Your instructions
Write out each line exactly as given. Leave the pictures out of your copy.

— START OF Material shown —

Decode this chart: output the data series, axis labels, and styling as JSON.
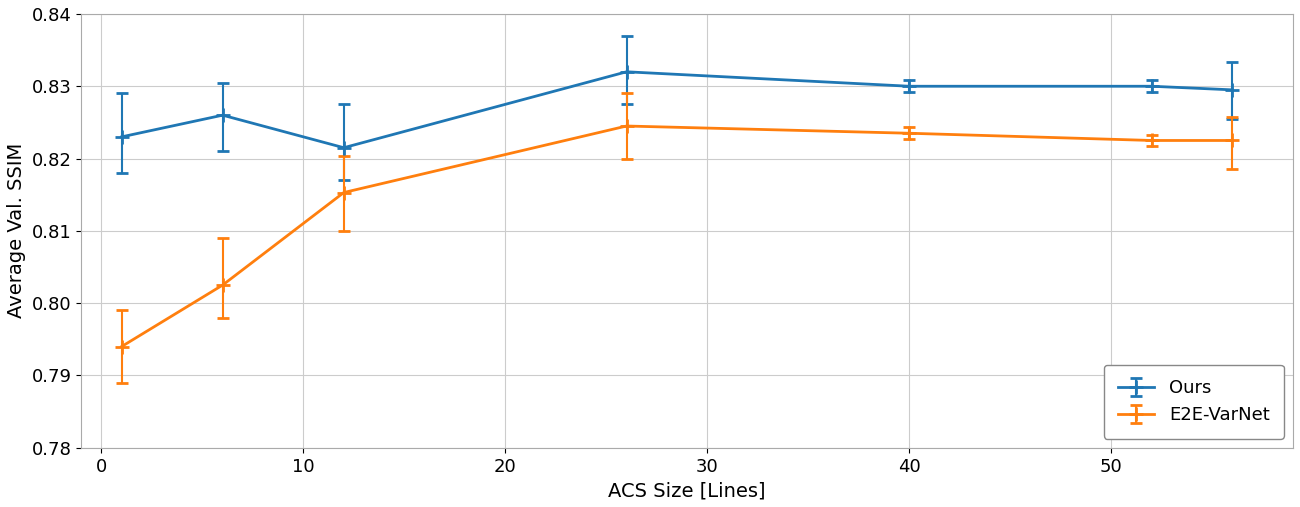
{
  "ours_x": [
    1,
    6,
    12,
    26,
    40,
    52,
    56
  ],
  "ours_y": [
    0.823,
    0.826,
    0.8215,
    0.832,
    0.83,
    0.83,
    0.8295
  ],
  "ours_yerr_lo": [
    0.005,
    0.005,
    0.0045,
    0.0045,
    0.0008,
    0.0008,
    0.004
  ],
  "ours_yerr_hi": [
    0.006,
    0.0045,
    0.006,
    0.005,
    0.0008,
    0.0008,
    0.0038
  ],
  "e2e_x": [
    1,
    6,
    12,
    26,
    40,
    52,
    56
  ],
  "e2e_y": [
    0.794,
    0.8025,
    0.8153,
    0.8245,
    0.8235,
    0.8225,
    0.8225
  ],
  "e2e_yerr_lo": [
    0.005,
    0.0045,
    0.0053,
    0.0045,
    0.0008,
    0.0008,
    0.004
  ],
  "e2e_yerr_hi": [
    0.005,
    0.0065,
    0.005,
    0.0045,
    0.0008,
    0.0008,
    0.0033
  ],
  "xlabel": "ACS Size [Lines]",
  "ylabel": "Average Val. SSIM",
  "ylim": [
    0.78,
    0.84
  ],
  "xlim": [
    -1,
    59
  ],
  "xticks": [
    0,
    10,
    20,
    30,
    40,
    50
  ],
  "yticks": [
    0.78,
    0.79,
    0.8,
    0.81,
    0.82,
    0.83,
    0.84
  ],
  "color_ours": "#1f77b4",
  "color_e2e": "#ff7f0e",
  "legend_labels": [
    "Ours",
    "E2E-VarNet"
  ],
  "figsize": [
    13.0,
    5.07
  ],
  "dpi": 100,
  "linewidth": 2.0,
  "marker": "+",
  "markersize": 10,
  "markeredgewidth": 2.0,
  "capsize": 4,
  "elinewidth": 1.5,
  "grid_color": "#cccccc",
  "grid_linewidth": 0.8
}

— END OF Material shown —

Solution to this exercise
Decode this chart: output the data series, axis labels, and styling as JSON.
{
  "ours_x": [
    1,
    6,
    12,
    26,
    40,
    52,
    56
  ],
  "ours_y": [
    0.823,
    0.826,
    0.8215,
    0.832,
    0.83,
    0.83,
    0.8295
  ],
  "ours_yerr_lo": [
    0.005,
    0.005,
    0.0045,
    0.0045,
    0.0008,
    0.0008,
    0.004
  ],
  "ours_yerr_hi": [
    0.006,
    0.0045,
    0.006,
    0.005,
    0.0008,
    0.0008,
    0.0038
  ],
  "e2e_x": [
    1,
    6,
    12,
    26,
    40,
    52,
    56
  ],
  "e2e_y": [
    0.794,
    0.8025,
    0.8153,
    0.8245,
    0.8235,
    0.8225,
    0.8225
  ],
  "e2e_yerr_lo": [
    0.005,
    0.0045,
    0.0053,
    0.0045,
    0.0008,
    0.0008,
    0.004
  ],
  "e2e_yerr_hi": [
    0.005,
    0.0065,
    0.005,
    0.0045,
    0.0008,
    0.0008,
    0.0033
  ],
  "xlabel": "ACS Size [Lines]",
  "ylabel": "Average Val. SSIM",
  "ylim": [
    0.78,
    0.84
  ],
  "xlim": [
    -1,
    59
  ],
  "xticks": [
    0,
    10,
    20,
    30,
    40,
    50
  ],
  "yticks": [
    0.78,
    0.79,
    0.8,
    0.81,
    0.82,
    0.83,
    0.84
  ],
  "color_ours": "#1f77b4",
  "color_e2e": "#ff7f0e",
  "legend_labels": [
    "Ours",
    "E2E-VarNet"
  ],
  "figsize": [
    13.0,
    5.07
  ],
  "dpi": 100,
  "linewidth": 2.0,
  "marker": "+",
  "markersize": 10,
  "markeredgewidth": 2.0,
  "capsize": 4,
  "elinewidth": 1.5,
  "grid_color": "#cccccc",
  "grid_linewidth": 0.8
}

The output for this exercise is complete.